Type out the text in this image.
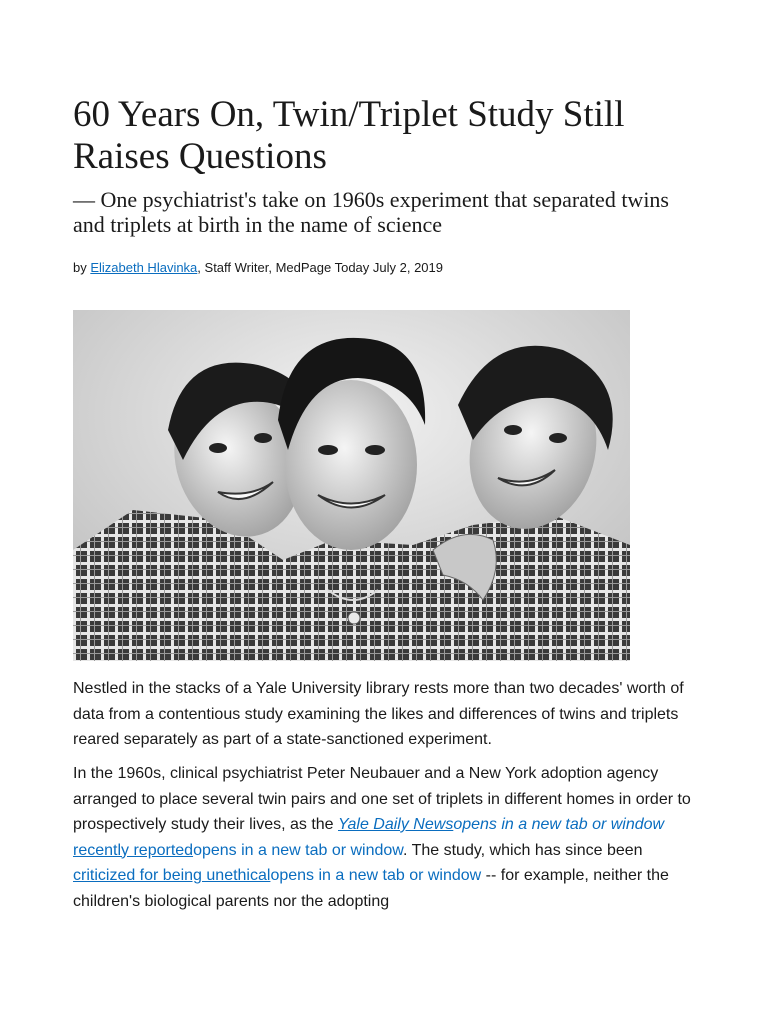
60 Years On, Twin/Triplet Study Still Raises Questions

— One psychiatrist's take on 1960s experiment that separated twins and triplets at birth in the name of science

by Elizabeth Hlavinka, Staff Writer, MedPage Today July 2, 2019

Nestled in the stacks of a Yale University library rests more than two decades' worth of data from a contentious study examining the likes and differences of twins and triplets reared separately as part of a state-sanctioned experiment.

In the 1960s, clinical psychiatrist Peter Neubauer and a New York adoption agency arranged to place several twin pairs and one set of triplets in different homes in order to prospectively study their lives, as the Yale Daily Newsopens in a new tab or window recently reportedopens in a new tab or window. The study, which has since been criticized for being unethicalopens in a new tab or window -- for example, neither the children's biological parents nor the adopting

-.-.-

● **Exercise requirements**:
Identify the lines that hold the word "experiment". Copy every one of them.

● **Output for this exercise**:
— One psychiatrist's take on 1960s experiment that separated twins and triplets at birth in the name of science
Nestled in the stacks of a Yale University library rests more than two decades' worth of data from a contentious study examining the likes and differences of twins and triplets reared separately as part of a state-sanctioned experiment.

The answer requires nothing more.